◆ **Record set**:

■ ■ ■ ■ ■ ■ ■

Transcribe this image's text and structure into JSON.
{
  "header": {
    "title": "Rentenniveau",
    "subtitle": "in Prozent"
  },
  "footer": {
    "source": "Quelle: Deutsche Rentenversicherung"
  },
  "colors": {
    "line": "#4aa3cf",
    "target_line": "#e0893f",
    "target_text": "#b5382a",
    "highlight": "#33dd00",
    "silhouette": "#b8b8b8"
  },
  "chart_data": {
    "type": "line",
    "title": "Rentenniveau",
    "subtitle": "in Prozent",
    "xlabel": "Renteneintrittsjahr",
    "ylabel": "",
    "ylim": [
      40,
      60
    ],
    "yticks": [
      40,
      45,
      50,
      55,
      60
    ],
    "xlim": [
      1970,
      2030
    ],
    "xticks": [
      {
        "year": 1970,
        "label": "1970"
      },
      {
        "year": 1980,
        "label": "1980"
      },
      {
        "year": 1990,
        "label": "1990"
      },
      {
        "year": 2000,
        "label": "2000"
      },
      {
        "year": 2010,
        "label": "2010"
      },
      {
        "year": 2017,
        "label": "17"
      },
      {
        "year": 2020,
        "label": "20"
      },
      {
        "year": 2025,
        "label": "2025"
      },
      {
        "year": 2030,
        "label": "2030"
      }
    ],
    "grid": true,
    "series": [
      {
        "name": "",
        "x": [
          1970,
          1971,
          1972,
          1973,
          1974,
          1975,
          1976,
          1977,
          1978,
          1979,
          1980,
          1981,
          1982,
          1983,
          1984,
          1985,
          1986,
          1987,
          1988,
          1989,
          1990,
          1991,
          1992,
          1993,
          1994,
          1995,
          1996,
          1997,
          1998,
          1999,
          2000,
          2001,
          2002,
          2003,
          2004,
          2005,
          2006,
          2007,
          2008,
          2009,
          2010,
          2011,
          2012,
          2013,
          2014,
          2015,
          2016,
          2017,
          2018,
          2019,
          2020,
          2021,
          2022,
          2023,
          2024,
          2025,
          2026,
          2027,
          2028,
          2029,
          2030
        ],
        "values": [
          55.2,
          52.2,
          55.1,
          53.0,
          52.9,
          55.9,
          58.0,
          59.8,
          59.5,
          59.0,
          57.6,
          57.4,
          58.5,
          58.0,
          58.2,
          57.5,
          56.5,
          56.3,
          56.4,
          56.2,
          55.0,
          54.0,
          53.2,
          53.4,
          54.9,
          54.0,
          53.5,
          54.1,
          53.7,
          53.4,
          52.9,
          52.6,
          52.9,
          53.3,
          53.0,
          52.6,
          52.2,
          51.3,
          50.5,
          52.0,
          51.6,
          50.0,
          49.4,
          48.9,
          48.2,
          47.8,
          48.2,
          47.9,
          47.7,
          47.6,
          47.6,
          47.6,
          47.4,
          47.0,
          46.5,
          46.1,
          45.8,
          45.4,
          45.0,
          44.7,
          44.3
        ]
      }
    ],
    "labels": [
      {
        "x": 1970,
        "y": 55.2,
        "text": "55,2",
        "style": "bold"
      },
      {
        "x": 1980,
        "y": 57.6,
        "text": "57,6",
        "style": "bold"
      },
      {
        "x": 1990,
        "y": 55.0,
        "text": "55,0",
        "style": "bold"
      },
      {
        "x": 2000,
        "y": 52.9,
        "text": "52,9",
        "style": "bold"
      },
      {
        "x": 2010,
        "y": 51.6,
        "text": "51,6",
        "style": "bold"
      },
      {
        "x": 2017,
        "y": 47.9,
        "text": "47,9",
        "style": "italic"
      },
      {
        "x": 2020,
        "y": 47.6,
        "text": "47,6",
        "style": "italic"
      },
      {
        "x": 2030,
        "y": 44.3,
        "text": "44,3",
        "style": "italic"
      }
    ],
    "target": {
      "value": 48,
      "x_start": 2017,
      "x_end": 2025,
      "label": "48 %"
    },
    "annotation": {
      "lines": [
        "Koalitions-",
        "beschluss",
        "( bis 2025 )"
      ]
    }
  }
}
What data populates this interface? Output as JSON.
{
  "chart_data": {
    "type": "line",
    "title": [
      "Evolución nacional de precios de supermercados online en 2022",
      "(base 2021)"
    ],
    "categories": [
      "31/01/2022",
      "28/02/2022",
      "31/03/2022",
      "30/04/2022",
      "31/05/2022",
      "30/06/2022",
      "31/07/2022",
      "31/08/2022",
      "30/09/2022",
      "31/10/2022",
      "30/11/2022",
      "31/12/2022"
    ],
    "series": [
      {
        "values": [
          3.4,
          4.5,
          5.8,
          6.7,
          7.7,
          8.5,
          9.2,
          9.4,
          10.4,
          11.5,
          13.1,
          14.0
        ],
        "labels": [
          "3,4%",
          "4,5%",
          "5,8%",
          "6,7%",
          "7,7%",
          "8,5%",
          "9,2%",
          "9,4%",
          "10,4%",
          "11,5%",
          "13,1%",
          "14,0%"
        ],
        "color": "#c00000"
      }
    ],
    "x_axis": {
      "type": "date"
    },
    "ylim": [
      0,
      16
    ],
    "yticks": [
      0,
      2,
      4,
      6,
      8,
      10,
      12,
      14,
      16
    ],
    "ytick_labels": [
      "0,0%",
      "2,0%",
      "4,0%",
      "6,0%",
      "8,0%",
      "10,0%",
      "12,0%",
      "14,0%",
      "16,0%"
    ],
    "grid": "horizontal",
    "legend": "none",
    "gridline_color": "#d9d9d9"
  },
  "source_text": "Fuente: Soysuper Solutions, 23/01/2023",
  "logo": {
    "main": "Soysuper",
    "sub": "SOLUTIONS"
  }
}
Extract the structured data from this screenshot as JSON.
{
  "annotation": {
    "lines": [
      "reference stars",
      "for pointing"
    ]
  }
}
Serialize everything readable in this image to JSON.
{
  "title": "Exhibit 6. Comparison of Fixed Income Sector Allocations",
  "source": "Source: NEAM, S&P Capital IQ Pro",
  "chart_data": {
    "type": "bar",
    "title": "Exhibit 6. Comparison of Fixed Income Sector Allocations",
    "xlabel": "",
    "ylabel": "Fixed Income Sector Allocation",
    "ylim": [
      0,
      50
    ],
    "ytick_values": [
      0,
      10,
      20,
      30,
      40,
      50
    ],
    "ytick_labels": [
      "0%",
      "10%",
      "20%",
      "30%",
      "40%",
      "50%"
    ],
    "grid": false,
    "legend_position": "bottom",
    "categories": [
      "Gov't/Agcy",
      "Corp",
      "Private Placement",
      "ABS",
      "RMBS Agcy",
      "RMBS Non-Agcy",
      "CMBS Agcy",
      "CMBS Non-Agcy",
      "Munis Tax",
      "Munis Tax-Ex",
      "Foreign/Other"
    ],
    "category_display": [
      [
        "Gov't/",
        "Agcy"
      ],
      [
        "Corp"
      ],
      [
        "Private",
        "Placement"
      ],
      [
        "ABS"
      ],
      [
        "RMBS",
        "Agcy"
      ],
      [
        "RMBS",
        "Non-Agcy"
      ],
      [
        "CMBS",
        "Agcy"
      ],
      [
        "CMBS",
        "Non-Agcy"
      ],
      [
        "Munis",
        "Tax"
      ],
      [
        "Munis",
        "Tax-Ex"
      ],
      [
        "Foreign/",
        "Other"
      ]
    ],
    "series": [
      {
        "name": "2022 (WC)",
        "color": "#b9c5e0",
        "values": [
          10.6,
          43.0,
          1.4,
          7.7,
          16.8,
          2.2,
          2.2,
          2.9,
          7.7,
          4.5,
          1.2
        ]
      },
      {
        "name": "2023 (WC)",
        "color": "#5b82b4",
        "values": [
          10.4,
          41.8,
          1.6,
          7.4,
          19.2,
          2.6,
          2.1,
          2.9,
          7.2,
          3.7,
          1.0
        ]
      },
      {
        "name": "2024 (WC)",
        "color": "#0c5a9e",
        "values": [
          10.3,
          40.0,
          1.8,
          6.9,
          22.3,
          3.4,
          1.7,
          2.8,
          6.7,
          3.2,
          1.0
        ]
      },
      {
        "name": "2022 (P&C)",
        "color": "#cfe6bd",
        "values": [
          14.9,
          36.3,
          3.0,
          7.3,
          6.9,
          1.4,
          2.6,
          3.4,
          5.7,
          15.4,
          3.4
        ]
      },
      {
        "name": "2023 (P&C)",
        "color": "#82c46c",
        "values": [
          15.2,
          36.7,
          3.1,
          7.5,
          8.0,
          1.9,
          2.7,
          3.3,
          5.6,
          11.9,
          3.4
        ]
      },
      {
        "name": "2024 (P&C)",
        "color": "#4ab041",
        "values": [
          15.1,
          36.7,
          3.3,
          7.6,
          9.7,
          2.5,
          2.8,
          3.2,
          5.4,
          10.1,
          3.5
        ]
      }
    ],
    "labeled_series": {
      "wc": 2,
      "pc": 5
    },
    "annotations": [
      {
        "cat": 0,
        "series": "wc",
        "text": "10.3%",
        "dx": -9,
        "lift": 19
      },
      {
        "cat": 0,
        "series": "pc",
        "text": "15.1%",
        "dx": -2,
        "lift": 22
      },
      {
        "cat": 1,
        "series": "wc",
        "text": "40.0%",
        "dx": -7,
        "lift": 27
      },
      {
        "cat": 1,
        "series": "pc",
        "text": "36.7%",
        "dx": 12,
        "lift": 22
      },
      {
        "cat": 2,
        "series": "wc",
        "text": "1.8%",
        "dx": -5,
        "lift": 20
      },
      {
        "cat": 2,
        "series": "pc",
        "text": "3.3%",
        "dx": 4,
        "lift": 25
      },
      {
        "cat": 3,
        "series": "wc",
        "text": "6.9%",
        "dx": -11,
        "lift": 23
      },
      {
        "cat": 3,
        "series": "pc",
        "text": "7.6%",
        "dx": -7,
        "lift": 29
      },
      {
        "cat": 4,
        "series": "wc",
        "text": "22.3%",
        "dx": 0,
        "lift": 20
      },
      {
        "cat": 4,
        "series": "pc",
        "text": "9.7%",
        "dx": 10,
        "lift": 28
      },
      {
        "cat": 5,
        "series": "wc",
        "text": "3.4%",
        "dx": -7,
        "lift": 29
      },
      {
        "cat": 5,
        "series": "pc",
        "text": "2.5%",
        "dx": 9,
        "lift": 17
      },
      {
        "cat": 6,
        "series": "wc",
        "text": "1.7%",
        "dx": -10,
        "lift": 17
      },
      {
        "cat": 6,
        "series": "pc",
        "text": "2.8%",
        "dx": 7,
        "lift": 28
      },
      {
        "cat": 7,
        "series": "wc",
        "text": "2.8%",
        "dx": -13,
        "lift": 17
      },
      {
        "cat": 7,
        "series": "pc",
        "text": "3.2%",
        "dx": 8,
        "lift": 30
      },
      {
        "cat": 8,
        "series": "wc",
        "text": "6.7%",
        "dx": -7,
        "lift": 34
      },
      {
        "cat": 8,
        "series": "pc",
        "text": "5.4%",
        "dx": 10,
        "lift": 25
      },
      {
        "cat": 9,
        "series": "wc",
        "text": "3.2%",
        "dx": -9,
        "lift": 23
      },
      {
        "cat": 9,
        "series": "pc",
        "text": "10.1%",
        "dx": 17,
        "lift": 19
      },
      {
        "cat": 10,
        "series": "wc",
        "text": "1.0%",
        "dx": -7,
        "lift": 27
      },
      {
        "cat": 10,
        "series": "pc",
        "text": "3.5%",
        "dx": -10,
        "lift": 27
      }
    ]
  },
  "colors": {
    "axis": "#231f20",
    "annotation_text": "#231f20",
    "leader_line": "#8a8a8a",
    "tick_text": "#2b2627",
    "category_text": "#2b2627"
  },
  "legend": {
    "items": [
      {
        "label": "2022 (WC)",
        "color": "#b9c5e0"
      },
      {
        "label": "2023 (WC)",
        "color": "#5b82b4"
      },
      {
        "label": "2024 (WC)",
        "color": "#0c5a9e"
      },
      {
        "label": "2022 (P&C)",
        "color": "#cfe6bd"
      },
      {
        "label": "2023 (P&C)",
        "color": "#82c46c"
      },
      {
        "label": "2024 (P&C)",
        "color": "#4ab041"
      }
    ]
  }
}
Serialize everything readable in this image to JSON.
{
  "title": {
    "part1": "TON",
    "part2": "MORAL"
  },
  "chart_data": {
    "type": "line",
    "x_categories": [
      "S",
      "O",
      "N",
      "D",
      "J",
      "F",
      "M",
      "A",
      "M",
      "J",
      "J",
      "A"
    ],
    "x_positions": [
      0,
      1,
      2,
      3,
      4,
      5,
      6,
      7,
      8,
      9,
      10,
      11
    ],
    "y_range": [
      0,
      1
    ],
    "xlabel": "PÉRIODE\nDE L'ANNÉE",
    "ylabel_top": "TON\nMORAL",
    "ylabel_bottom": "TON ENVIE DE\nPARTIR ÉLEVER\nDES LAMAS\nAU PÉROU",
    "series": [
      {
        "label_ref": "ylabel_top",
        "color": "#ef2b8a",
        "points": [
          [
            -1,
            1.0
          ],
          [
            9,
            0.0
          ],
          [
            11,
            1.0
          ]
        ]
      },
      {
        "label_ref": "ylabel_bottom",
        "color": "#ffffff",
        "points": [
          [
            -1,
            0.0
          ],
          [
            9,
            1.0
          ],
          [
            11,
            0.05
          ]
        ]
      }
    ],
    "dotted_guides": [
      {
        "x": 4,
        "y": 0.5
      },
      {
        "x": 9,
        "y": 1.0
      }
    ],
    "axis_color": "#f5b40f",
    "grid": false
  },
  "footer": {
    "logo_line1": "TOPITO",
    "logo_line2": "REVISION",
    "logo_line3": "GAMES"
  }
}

■ ■ ■ ■ ■ ■ ■

◆ **Given exercise**: Check each line of the data above for the word "JSON" and say how many lines contain it, giving nothing besides the number.

◆ **Response**: 5